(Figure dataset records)
[start]
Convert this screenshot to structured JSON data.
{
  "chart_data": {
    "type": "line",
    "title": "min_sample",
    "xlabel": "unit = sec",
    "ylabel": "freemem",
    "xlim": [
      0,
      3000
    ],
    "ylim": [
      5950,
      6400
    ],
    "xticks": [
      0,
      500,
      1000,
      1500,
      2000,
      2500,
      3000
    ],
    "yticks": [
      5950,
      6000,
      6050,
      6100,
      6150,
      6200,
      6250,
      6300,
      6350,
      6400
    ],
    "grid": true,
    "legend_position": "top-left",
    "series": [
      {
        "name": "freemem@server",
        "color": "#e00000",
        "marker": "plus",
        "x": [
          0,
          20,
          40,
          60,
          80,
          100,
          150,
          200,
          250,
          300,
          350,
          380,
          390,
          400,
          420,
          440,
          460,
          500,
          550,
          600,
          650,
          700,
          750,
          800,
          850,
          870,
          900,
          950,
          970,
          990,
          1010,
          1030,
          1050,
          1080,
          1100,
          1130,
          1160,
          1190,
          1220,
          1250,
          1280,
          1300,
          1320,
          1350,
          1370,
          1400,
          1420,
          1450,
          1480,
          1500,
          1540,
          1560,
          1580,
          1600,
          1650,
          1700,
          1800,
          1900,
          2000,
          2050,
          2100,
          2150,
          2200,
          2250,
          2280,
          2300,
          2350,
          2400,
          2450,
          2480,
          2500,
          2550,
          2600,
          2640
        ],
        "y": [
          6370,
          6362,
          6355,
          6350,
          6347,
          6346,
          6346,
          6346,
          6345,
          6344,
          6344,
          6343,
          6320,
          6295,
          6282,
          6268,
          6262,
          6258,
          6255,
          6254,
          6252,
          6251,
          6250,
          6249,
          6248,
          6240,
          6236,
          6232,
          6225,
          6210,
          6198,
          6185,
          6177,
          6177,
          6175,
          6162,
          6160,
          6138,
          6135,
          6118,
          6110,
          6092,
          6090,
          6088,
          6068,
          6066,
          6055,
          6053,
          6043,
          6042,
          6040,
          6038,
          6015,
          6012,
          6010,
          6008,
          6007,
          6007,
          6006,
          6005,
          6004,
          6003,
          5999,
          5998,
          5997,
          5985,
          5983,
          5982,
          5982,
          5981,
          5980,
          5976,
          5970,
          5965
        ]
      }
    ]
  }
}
[end]
- _What the task asks_:
Extract the full listing above without altering anything.

- _Output below_:
Convert this screenshot to structured JSON data.
{
  "chart_data": {
    "type": "line",
    "title": "min_sample",
    "xlabel": "unit = sec",
    "ylabel": "freemem",
    "xlim": [
      0,
      3000
    ],
    "ylim": [
      5950,
      6400
    ],
    "xticks": [
      0,
      500,
      1000,
      1500,
      2000,
      2500,
      3000
    ],
    "yticks": [
      5950,
      6000,
      6050,
      6100,
      6150,
      6200,
      6250,
      6300,
      6350,
      6400
    ],
    "grid": true,
    "legend_position": "top-left",
    "series": [
      {
        "name": "freemem@server",
        "color": "#e00000",
        "marker": "plus",
        "x": [
          0,
          20,
          40,
          60,
          80,
          100,
          150,
          200,
          250,
          300,
          350,
          380,
          390,
          400,
          420,
          440,
          460,
          500,
          550,
          600,
          650,
          700,
          750,
          800,
          850,
          870,
          900,
          950,
          970,
          990,
          1010,
          1030,
          1050,
          1080,
          1100,
          1130,
          1160,
          1190,
          1220,
          1250,
          1280,
          1300,
          1320,
          1350,
          1370,
          1400,
          1420,
          1450,
          1480,
          1500,
          1540,
          1560,
          1580,
          1600,
          1650,
          1700,
          1800,
          1900,
          2000,
          2050,
          2100,
          2150,
          2200,
          2250,
          2280,
          2300,
          2350,
          2400,
          2450,
          2480,
          2500,
          2550,
          2600,
          2640
        ],
        "y": [
          6370,
          6362,
          6355,
          6350,
          6347,
          6346,
          6346,
          6346,
          6345,
          6344,
          6344,
          6343,
          6320,
          6295,
          6282,
          6268,
          6262,
          6258,
          6255,
          6254,
          6252,
          6251,
          6250,
          6249,
          6248,
          6240,
          6236,
          6232,
          6225,
          6210,
          6198,
          6185,
          6177,
          6177,
          6175,
          6162,
          6160,
          6138,
          6135,
          6118,
          6110,
          6092,
          6090,
          6088,
          6068,
          6066,
          6055,
          6053,
          6043,
          6042,
          6040,
          6038,
          6015,
          6012,
          6010,
          6008,
          6007,
          6007,
          6006,
          6005,
          6004,
          6003,
          5999,
          5998,
          5997,
          5985,
          5983,
          5982,
          5982,
          5981,
          5980,
          5976,
          5970,
          5965
        ]
      }
    ]
  }
}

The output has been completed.